▸ EXERCISE:
Go through the data below. Pull out every line that has the word "назначении".

▸ RAW DATA:

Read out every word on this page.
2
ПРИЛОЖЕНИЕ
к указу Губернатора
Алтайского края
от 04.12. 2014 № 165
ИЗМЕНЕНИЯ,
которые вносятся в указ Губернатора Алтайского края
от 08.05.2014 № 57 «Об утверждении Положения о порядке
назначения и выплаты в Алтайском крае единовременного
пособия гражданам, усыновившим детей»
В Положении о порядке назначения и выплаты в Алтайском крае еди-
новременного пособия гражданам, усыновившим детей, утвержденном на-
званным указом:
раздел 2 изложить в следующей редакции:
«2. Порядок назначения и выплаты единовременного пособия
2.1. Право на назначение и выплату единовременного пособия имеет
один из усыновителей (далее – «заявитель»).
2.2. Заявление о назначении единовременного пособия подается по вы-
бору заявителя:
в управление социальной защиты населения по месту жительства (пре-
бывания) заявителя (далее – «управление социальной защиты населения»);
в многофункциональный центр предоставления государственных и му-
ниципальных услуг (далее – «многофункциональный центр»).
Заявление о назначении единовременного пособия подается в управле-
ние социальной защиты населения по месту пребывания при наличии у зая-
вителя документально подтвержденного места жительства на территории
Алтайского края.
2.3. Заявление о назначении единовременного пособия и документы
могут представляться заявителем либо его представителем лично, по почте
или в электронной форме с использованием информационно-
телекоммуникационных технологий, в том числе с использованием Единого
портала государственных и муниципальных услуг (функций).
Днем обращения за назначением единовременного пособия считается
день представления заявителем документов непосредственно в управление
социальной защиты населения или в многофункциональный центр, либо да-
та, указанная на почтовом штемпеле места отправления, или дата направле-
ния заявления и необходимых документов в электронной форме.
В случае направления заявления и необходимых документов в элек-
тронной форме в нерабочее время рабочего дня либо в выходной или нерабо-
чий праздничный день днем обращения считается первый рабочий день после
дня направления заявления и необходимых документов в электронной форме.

▸ RESPONSE TO THIS TASK:
2.2. Заявление о назначении единовременного пособия подается по вы-
Заявление о назначении единовременного пособия подается в управле-
2.3. Заявление о назначении единовременного пособия и документы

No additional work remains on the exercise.